■ Problem requirements: Write out the material again word for word, dropping any images it holds.
**** The records
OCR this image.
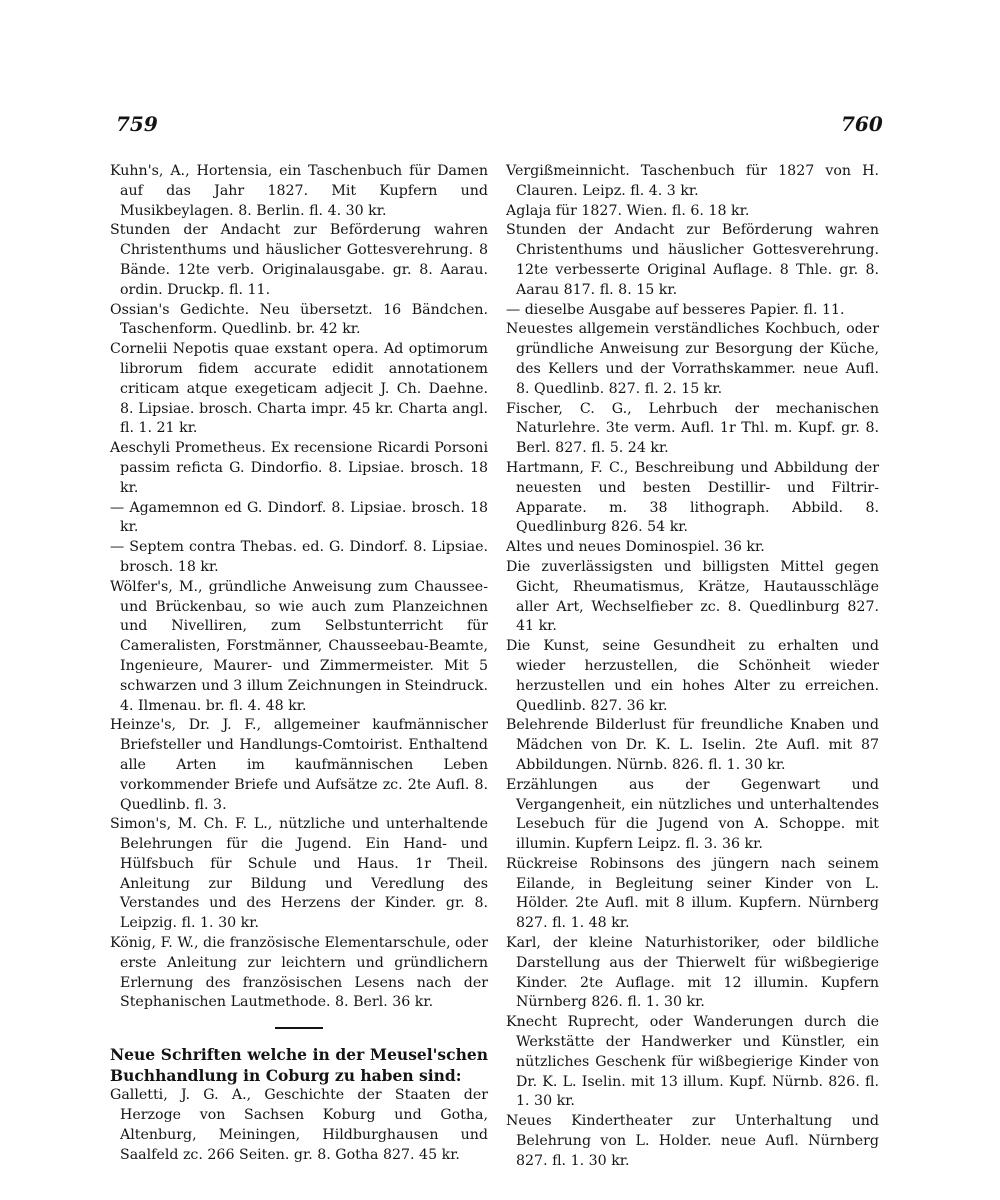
759	760

Kuhn's, A., Hortensia, ein Taschenbuch für Damen auf das Jahr 1827. Mit Kupfern und Musikbeylagen. 8. Berlin. fl. 4. 30 kr.

Stunden der Andacht zur Beförderung wahren Christenthums und häuslicher Gottesverehrung. 8 Bände. 12te verb. Originalausgabe. gr. 8. Aarau. ordin. Druckp. fl. 11.

Ossian's Gedichte. Neu übersetzt. 16 Bändchen. Taschenform. Quedlinb. br. 42 kr.

Cornelii Nepotis quae exstant opera. Ad optimorum librorum fidem accurate edidit annotationem criticam atque exegeticam adjecit J. Ch. Daehne. 8. Lipsiae. brosch. Charta impr. 45 kr. Charta angl. fl. 1. 21 kr.

Aeschyli Prometheus. Ex recensione Ricardi Porsoni passim reficta G. Dindorfio. 8. Lipsiae. brosch. 18 kr.

— Agamemnon ed G. Dindorf. 8. Lipsiae. brosch. 18 kr.

— Septem contra Thebas. ed. G. Dindorf. 8. Lipsiae. brosch. 18 kr.

Wölfer's, M., gründliche Anweisung zum Chaussee- und Brückenbau, so wie auch zum Planzeichnen und Nivelliren, zum Selbstunterricht für Cameralisten, Forstmänner, Chausseebau-Beamte, Ingenieure, Maurer- und Zimmermeister. Mit 5 schwarzen und 3 illum Zeichnungen in Steindruck. 4. Ilmenau. br. fl. 4. 48 kr.

Heinze's, Dr. J. F., allgemeiner kaufmännischer Briefsteller und Handlungs-Comtoirist. Enthaltend alle Arten im kaufmännischen Leben vorkommender Briefe und Aufsätze zc. 2te Aufl. 8. Quedlinb. fl. 3.

Simon's, M. Ch. F. L., nützliche und unterhaltende Belehrungen für die Jugend. Ein Hand- und Hülfsbuch für Schule und Haus. 1r Theil. Anleitung zur Bildung und Veredlung des Verstandes und des Herzens der Kinder. gr. 8. Leipzig. fl. 1. 30 kr.

König, F. W., die französische Elementarschule, oder erste Anleitung zur leichtern und gründlichern Erlernung des französischen Lesens nach der Stephanischen Lautmethode. 8. Berl. 36 kr.

Neue Schriften welche in der Meusel'schen Buchhandlung in Coburg zu haben sind:

Galletti, J. G. A., Geschichte der Staaten der Herzoge von Sachsen Koburg und Gotha, Altenburg, Meiningen, Hildburghausen und Saalfeld zc. 266 Seiten. gr. 8. Gotha 827. 45 kr.

Vergißmeinnicht. Taschenbuch für 1827 von H. Clauren. Leipz. fl. 4. 3 kr.

Aglaja für 1827. Wien. fl. 6. 18 kr.

Stunden der Andacht zur Beförderung wahren Christenthums und häuslicher Gottesverehrung. 12te verbesserte Original Auflage. 8 Thle. gr. 8. Aarau 817. fl. 8. 15 kr.

— dieselbe Ausgabe auf besseres Papier. fl. 11.

Neuestes allgemein verständliches Kochbuch, oder gründliche Anweisung zur Besorgung der Küche, des Kellers und der Vorrathskammer. neue Aufl. 8. Quedlinb. 827. fl. 2. 15 kr.

Fischer, C. G., Lehrbuch der mechanischen Naturlehre. 3te verm. Aufl. 1r Thl. m. Kupf. gr. 8. Berl. 827. fl. 5. 24 kr.

Hartmann, F. C., Beschreibung und Abbildung der neuesten und besten Destillir- und Filtrir-Apparate. m. 38 lithograph. Abbild. 8. Quedlinburg 826. 54 kr.

Altes und neues Dominospiel. 36 kr.

Die zuverlässigsten und billigsten Mittel gegen Gicht, Rheumatismus, Krätze, Hautausschläge aller Art, Wechselfieber zc. 8. Quedlinburg 827. 41 kr.

Die Kunst, seine Gesundheit zu erhalten und wieder herzustellen, die Schönheit wieder herzustellen und ein hohes Alter zu erreichen. Quedlinb. 827. 36 kr.

Belehrende Bilderlust für freundliche Knaben und Mädchen von Dr. K. L. Iselin. 2te Aufl. mit 87 Abbildungen. Nürnb. 826. fl. 1. 30 kr.

Erzählungen aus der Gegenwart und Vergangenheit, ein nützliches und unterhaltendes Lesebuch für die Jugend von A. Schoppe. mit illumin. Kupfern Leipz. fl. 3. 36 kr.

Rückreise Robinsons des jüngern nach seinem Eilande, in Begleitung seiner Kinder von L. Hölder. 2te Aufl. mit 8 illum. Kupfern. Nürnberg 827. fl. 1. 48 kr.

Karl, der kleine Naturhistoriker, oder bildliche Darstellung aus der Thierwelt für wißbegierige Kinder. 2te Auflage. mit 12 illumin. Kupfern Nürnberg 826. fl. 1. 30 kr.

Knecht Ruprecht, oder Wanderungen durch die Werkstätte der Handwerker und Künstler, ein nützliches Geschenk für wißbegierige Kinder von Dr. K. L. Iselin. mit 13 illum. Kupf. Nürnb. 826. fl. 1. 30 kr.

Neues Kindertheater zur Unterhaltung und Belehrung von L. Holder. neue Aufl. Nürnberg 827. fl. 1. 30 kr.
********
■ Exercise solution:
OCR this image.
759	760

Kuhn's, A., Hortensia, ein Taschenbuch für Damen auf das Jahr 1827. Mit Kupfern und Musikbeylagen. 8. Berlin. fl. 4. 30 kr.

Stunden der Andacht zur Beförderung wahren Christenthums und häuslicher Gottesverehrung. 8 Bände. 12te verb. Originalausgabe. gr. 8. Aarau. ordin. Druckp. fl. 11.

Ossian's Gedichte. Neu übersetzt. 16 Bändchen. Taschenform. Quedlinb. br. 42 kr.

Cornelii Nepotis quae exstant opera. Ad optimorum librorum fidem accurate edidit annotationem criticam atque exegeticam adjecit J. Ch. Daehne. 8. Lipsiae. brosch. Charta impr. 45 kr. Charta angl. fl. 1. 21 kr.

Aeschyli Prometheus. Ex recensione Ricardi Porsoni passim reficta G. Dindorfio. 8. Lipsiae. brosch. 18 kr.

— Agamemnon ed G. Dindorf. 8. Lipsiae. brosch. 18 kr.

— Septem contra Thebas. ed. G. Dindorf. 8. Lipsiae. brosch. 18 kr.

Wölfer's, M., gründliche Anweisung zum Chaussee- und Brückenbau, so wie auch zum Planzeichnen und Nivelliren, zum Selbstunterricht für Cameralisten, Forstmänner, Chausseebau-Beamte, Ingenieure, Maurer- und Zimmermeister. Mit 5 schwarzen und 3 illum Zeichnungen in Steindruck. 4. Ilmenau. br. fl. 4. 48 kr.

Heinze's, Dr. J. F., allgemeiner kaufmännischer Briefsteller und Handlungs-Comtoirist. Enthaltend alle Arten im kaufmännischen Leben vorkommender Briefe und Aufsätze zc. 2te Aufl. 8. Quedlinb. fl. 3.

Simon's, M. Ch. F. L., nützliche und unterhaltende Belehrungen für die Jugend. Ein Hand- und Hülfsbuch für Schule und Haus. 1r Theil. Anleitung zur Bildung und Veredlung des Verstandes und des Herzens der Kinder. gr. 8. Leipzig. fl. 1. 30 kr.

König, F. W., die französische Elementarschule, oder erste Anleitung zur leichtern und gründlichern Erlernung des französischen Lesens nach der Stephanischen Lautmethode. 8. Berl. 36 kr.

Neue Schriften welche in der Meusel'schen Buchhandlung in Coburg zu haben sind:

Galletti, J. G. A., Geschichte der Staaten der Herzoge von Sachsen Koburg und Gotha, Altenburg, Meiningen, Hildburghausen und Saalfeld zc. 266 Seiten. gr. 8. Gotha 827. 45 kr.

Vergißmeinnicht. Taschenbuch für 1827 von H. Clauren. Leipz. fl. 4. 3 kr.

Aglaja für 1827. Wien. fl. 6. 18 kr.

Stunden der Andacht zur Beförderung wahren Christenthums und häuslicher Gottesverehrung. 12te verbesserte Original Auflage. 8 Thle. gr. 8. Aarau 817. fl. 8. 15 kr.

— dieselbe Ausgabe auf besseres Papier. fl. 11.

Neuestes allgemein verständliches Kochbuch, oder gründliche Anweisung zur Besorgung der Küche, des Kellers und der Vorrathskammer. neue Aufl. 8. Quedlinb. 827. fl. 2. 15 kr.

Fischer, C. G., Lehrbuch der mechanischen Naturlehre. 3te verm. Aufl. 1r Thl. m. Kupf. gr. 8. Berl. 827. fl. 5. 24 kr.

Hartmann, F. C., Beschreibung und Abbildung der neuesten und besten Destillir- und Filtrir-Apparate. m. 38 lithograph. Abbild. 8. Quedlinburg 826. 54 kr.

Altes und neues Dominospiel. 36 kr.

Die zuverlässigsten und billigsten Mittel gegen Gicht, Rheumatismus, Krätze, Hautausschläge aller Art, Wechselfieber zc. 8. Quedlinburg 827. 41 kr.

Die Kunst, seine Gesundheit zu erhalten und wieder herzustellen, die Schönheit wieder herzustellen und ein hohes Alter zu erreichen. Quedlinb. 827. 36 kr.

Belehrende Bilderlust für freundliche Knaben und Mädchen von Dr. K. L. Iselin. 2te Aufl. mit 87 Abbildungen. Nürnb. 826. fl. 1. 30 kr.

Erzählungen aus der Gegenwart und Vergangenheit, ein nützliches und unterhaltendes Lesebuch für die Jugend von A. Schoppe. mit illumin. Kupfern Leipz. fl. 3. 36 kr.

Rückreise Robinsons des jüngern nach seinem Eilande, in Begleitung seiner Kinder von L. Hölder. 2te Aufl. mit 8 illum. Kupfern. Nürnberg 827. fl. 1. 48 kr.

Karl, der kleine Naturhistoriker, oder bildliche Darstellung aus der Thierwelt für wißbegierige Kinder. 2te Auflage. mit 12 illumin. Kupfern Nürnberg 826. fl. 1. 30 kr.

Knecht Ruprecht, oder Wanderungen durch die Werkstätte der Handwerker und Künstler, ein nützliches Geschenk für wißbegierige Kinder von Dr. K. L. Iselin. mit 13 illum. Kupf. Nürnb. 826. fl. 1. 30 kr.

Neues Kindertheater zur Unterhaltung und Belehrung von L. Holder. neue Aufl. Nürnberg 827. fl. 1. 30 kr.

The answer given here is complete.